### [Short task]
Please count the lines in the records that contain the word "Μάλλον" and give only the number.

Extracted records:
□ □ □ □

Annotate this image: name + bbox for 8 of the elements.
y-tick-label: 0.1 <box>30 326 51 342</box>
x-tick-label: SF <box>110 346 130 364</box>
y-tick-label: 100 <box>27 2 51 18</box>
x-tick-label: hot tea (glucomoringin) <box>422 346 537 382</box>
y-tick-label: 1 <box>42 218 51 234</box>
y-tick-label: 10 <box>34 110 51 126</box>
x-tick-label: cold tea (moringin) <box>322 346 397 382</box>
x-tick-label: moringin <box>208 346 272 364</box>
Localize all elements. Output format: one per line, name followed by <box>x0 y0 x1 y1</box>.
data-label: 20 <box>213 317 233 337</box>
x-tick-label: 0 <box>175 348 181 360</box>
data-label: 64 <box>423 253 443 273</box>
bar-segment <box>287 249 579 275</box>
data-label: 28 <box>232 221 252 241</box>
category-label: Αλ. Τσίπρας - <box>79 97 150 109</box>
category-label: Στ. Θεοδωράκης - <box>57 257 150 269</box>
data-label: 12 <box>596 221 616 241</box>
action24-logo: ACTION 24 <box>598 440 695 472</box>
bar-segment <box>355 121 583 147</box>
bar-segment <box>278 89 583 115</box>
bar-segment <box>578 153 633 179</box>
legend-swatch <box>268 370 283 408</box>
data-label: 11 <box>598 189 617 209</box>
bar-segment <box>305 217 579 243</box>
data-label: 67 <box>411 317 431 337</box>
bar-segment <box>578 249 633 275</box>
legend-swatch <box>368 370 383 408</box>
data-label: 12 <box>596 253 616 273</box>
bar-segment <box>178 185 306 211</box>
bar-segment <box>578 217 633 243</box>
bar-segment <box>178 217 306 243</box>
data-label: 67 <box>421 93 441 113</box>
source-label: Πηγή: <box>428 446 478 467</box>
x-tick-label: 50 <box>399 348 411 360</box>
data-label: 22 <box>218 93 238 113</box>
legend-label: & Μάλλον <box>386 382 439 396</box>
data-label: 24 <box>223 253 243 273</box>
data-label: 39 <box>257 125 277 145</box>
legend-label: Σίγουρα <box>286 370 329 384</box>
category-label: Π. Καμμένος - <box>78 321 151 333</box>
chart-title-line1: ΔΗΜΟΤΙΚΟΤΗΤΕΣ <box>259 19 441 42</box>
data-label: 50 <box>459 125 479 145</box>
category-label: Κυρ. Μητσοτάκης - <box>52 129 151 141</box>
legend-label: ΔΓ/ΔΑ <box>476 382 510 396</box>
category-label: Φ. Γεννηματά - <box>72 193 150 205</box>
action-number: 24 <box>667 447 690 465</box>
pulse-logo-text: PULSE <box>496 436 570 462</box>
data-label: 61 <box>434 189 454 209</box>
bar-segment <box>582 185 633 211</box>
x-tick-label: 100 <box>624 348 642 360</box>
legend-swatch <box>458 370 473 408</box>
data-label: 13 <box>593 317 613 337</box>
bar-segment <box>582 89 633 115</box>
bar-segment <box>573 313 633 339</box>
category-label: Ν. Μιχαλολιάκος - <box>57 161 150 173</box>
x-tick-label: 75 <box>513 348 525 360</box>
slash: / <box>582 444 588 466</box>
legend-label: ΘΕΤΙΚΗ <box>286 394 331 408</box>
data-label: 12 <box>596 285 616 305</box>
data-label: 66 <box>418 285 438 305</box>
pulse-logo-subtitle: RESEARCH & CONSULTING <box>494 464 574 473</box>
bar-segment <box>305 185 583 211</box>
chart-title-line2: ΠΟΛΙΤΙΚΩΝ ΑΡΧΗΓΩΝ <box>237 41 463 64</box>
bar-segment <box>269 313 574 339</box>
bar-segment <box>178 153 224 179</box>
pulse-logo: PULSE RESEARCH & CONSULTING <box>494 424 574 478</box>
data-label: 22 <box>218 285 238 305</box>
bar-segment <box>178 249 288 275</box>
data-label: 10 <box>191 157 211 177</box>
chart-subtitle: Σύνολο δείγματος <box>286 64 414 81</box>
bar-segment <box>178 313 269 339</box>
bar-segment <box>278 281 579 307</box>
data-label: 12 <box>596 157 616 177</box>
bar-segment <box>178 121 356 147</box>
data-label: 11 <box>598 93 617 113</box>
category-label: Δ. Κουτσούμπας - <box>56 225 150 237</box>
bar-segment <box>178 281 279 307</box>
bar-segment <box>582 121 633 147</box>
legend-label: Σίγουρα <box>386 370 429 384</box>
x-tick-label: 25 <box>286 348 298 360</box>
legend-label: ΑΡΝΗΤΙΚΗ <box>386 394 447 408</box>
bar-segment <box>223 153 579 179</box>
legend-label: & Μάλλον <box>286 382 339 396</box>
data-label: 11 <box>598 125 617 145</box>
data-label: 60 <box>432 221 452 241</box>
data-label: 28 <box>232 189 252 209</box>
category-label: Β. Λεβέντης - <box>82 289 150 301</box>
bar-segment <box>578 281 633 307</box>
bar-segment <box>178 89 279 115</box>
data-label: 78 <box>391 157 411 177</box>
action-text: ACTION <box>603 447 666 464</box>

□ □ □ □

### [Reply to the task]
2